DATA LISTING
+--

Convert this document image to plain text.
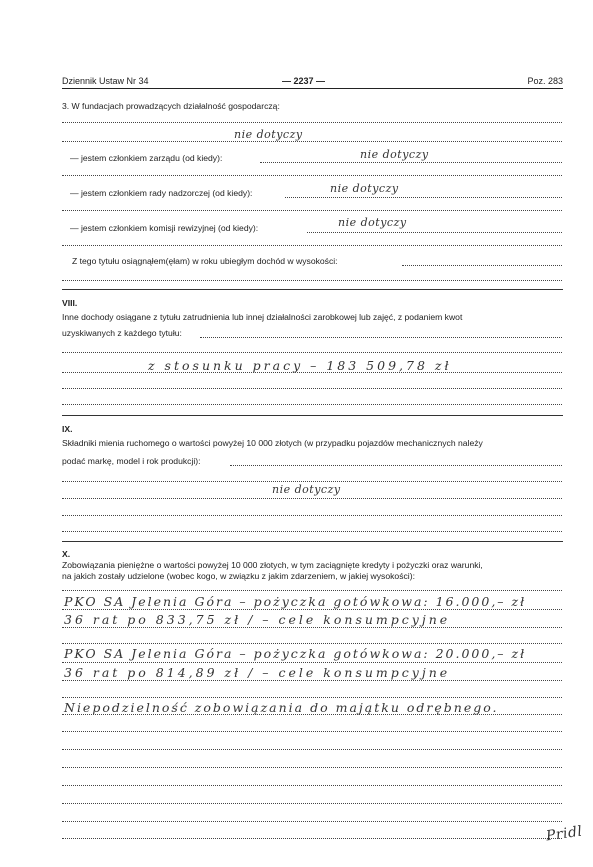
Dziennik Ustaw Nr 34	— 2237 —	Poz. 283
3. W fundacjach prowadzących działalność gospodarczą:
nie dotyczy
— jestem członkiem zarządu (od kiedy):	nie dotyczy
— jestem członkiem rady nadzorczej (od kiedy):	nie dotyczy
— jestem członkiem komisji rewizyjnej (od kiedy):	nie dotyczy
Z tego tytułu osiągnąłem(ęłam) w roku ubiegłym dochód w wysokości:
VIII.
Inne dochody osiągane z tytułu zatrudnienia lub innej działalności zarobkowej lub zajęć, z podaniem kwot
uzyskiwanych z każdego tytułu:
z stosunku pracy – 183 509,78 zł
IX.
Składniki mienia ruchomego o wartości powyżej 10 000 złotych (w przypadku pojazdów mechanicznych należy
podać markę, model i rok produkcji):
nie dotyczy
X.
Zobowiązania pieniężne o wartości powyżej 10 000 złotych, w tym zaciągnięte kredyty i pożyczki oraz warunki,
na jakich zostały udzielone (wobec kogo, w związku z jakim zdarzeniem, w jakiej wysokości):
PKO SA Jelenia Góra – pożyczka gotówkowa: 16.000,– zł
36 rat po 833,75 zł / – cele konsumpcyjne
PKO SA Jelenia Góra – pożyczka gotówkowa: 20.000,– zł
36 rat po 814,89 zł / – cele konsumpcyjne
Niepodzielność zobowiązania do majątku odrębnego.
Pridl
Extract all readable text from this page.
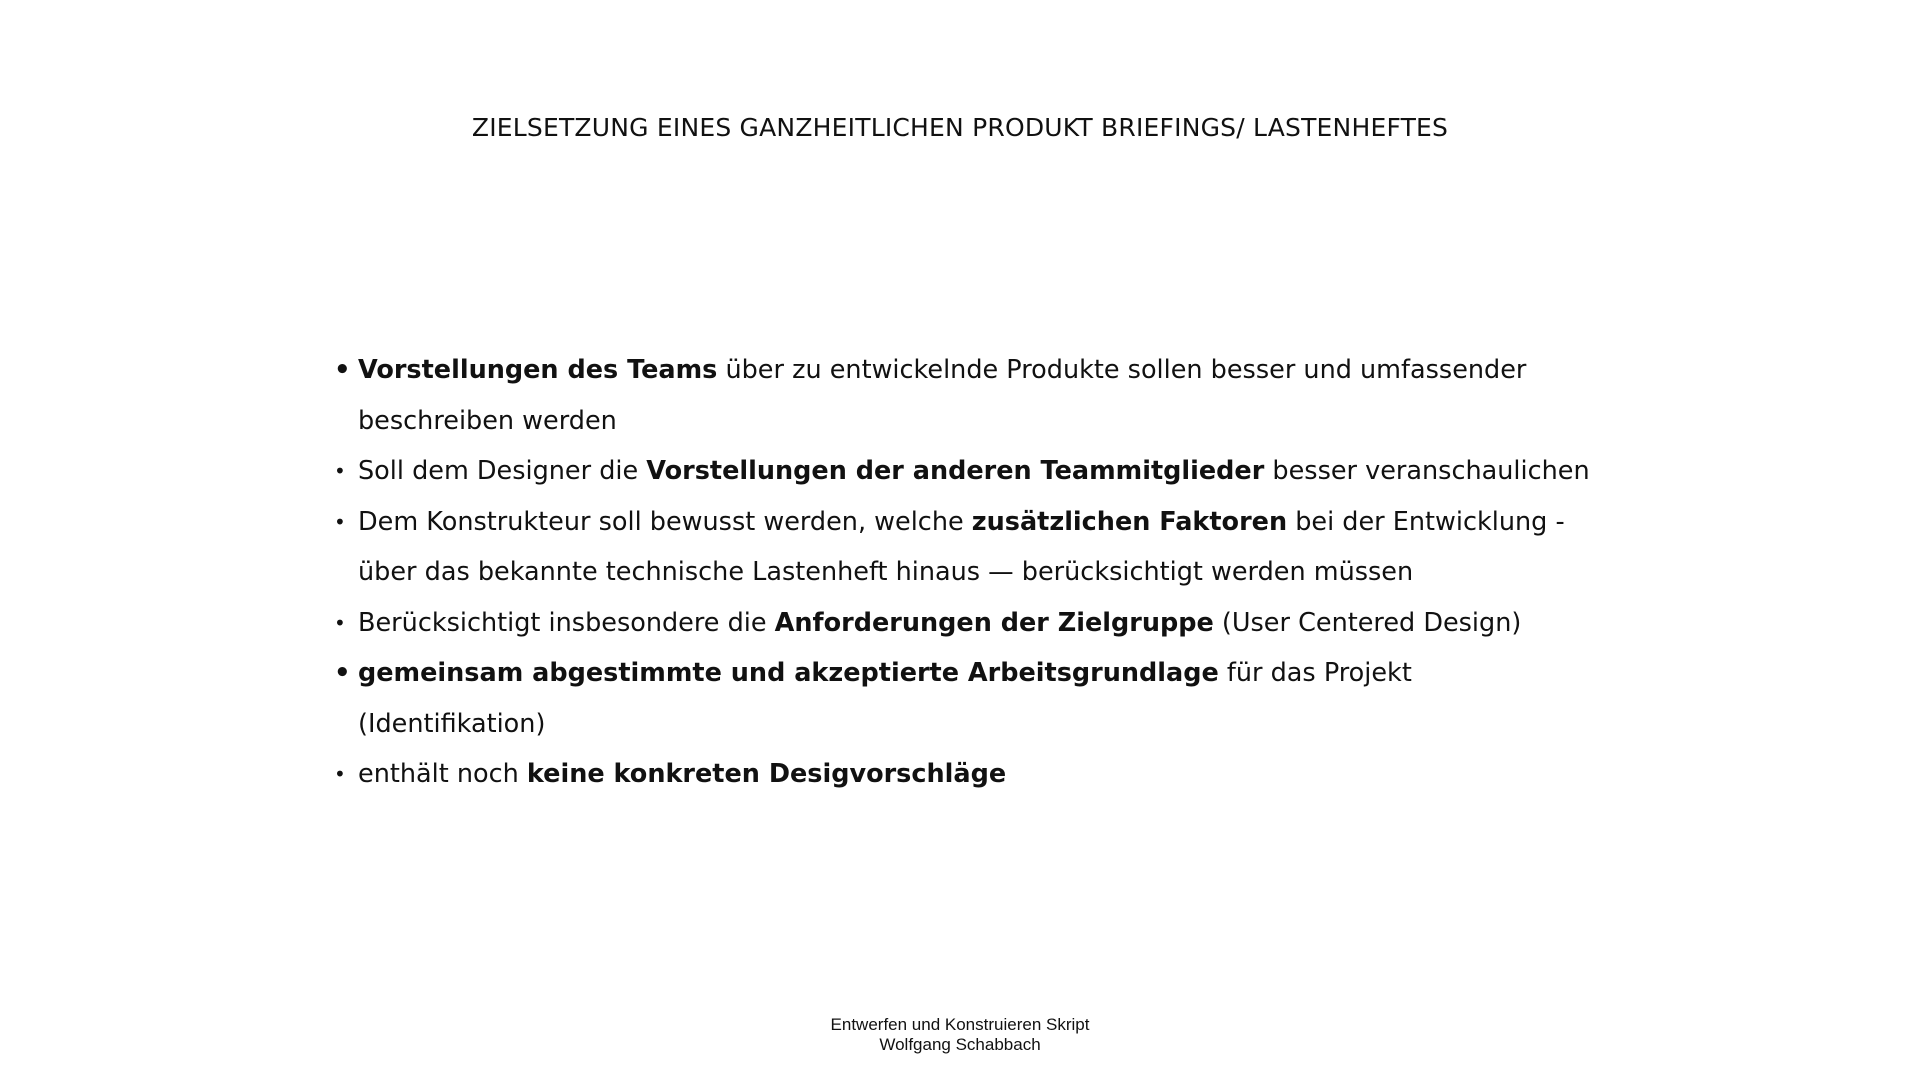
ZIELSETZUNG EINES GANZHEITLICHEN PRODUKT BRIEFINGS/ LASTENHEFTES
• Vorstellungen des Teams über zu entwickelnde Produkte sollen besser und umfassender beschreiben werden
• Soll dem Designer die Vorstellungen der anderen Teammitglieder besser veranschaulichen
• Dem Konstrukteur soll bewusst werden, welche zusätzlichen Faktoren bei der Entwicklung - über das bekannte technische Lastenheft hinaus — berücksichtigt werden müssen
• Berücksichtigt insbesondere die Anforderungen der Zielgruppe (User Centered Design)
• gemeinsam abgestimmte und akzeptierte Arbeitsgrundlage für das Projekt (Identifikation)
• enthält noch keine konkreten Desigvorschläge
Entwerfen und Konstruieren Skript
Wolfgang Schabbach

+--

WHAT IS EXPECTED
Restate the data above word for word. Skip every picture.

OUTPUT OF THE EXERCISE
Convert this document image to plain text.
Dziennik Ustaw Nr 34	— 2237 —	Poz. 283
3. W fundacjach prowadzących działalność gospodarczą:
nie dotyczy
— jestem członkiem zarządu (od kiedy):	nie dotyczy
— jestem członkiem rady nadzorczej (od kiedy):	nie dotyczy
— jestem członkiem komisji rewizyjnej (od kiedy):	nie dotyczy
Z tego tytułu osiągnąłem(ęłam) w roku ubiegłym dochód w wysokości:
VIII.
Inne dochody osiągane z tytułu zatrudnienia lub innej działalności zarobkowej lub zajęć, z podaniem kwot
uzyskiwanych z każdego tytułu:
z stosunku pracy – 183 509,78 zł
IX.
Składniki mienia ruchomego o wartości powyżej 10 000 złotych (w przypadku pojazdów mechanicznych należy
podać markę, model i rok produkcji):
nie dotyczy
X.
Zobowiązania pieniężne o wartości powyżej 10 000 złotych, w tym zaciągnięte kredyty i pożyczki oraz warunki,
na jakich zostały udzielone (wobec kogo, w związku z jakim zdarzeniem, w jakiej wysokości):
PKO SA Jelenia Góra – pożyczka gotówkowa: 16.000,– zł
36 rat po 833,75 zł / – cele konsumpcyjne
PKO SA Jelenia Góra – pożyczka gotówkowa: 20.000,– zł
36 rat po 814,89 zł / – cele konsumpcyjne
Niepodzielność zobowiązania do majątku odrębnego.
Pridl
Extract all readable text from this page.
ZIELSETZUNG EINES GANZHEITLICHEN PRODUKT BRIEFINGS/ LASTENHEFTES
• Vorstellungen des Teams über zu entwickelnde Produkte sollen besser und umfassender beschreiben werden
• Soll dem Designer die Vorstellungen der anderen Teammitglieder besser veranschaulichen
• Dem Konstrukteur soll bewusst werden, welche zusätzlichen Faktoren bei der Entwicklung - über das bekannte technische Lastenheft hinaus — berücksichtigt werden müssen
• Berücksichtigt insbesondere die Anforderungen der Zielgruppe (User Centered Design)
• gemeinsam abgestimmte und akzeptierte Arbeitsgrundlage für das Projekt (Identifikation)
• enthält noch keine konkreten Desigvorschläge
Entwerfen und Konstruieren Skript
Wolfgang Schabbach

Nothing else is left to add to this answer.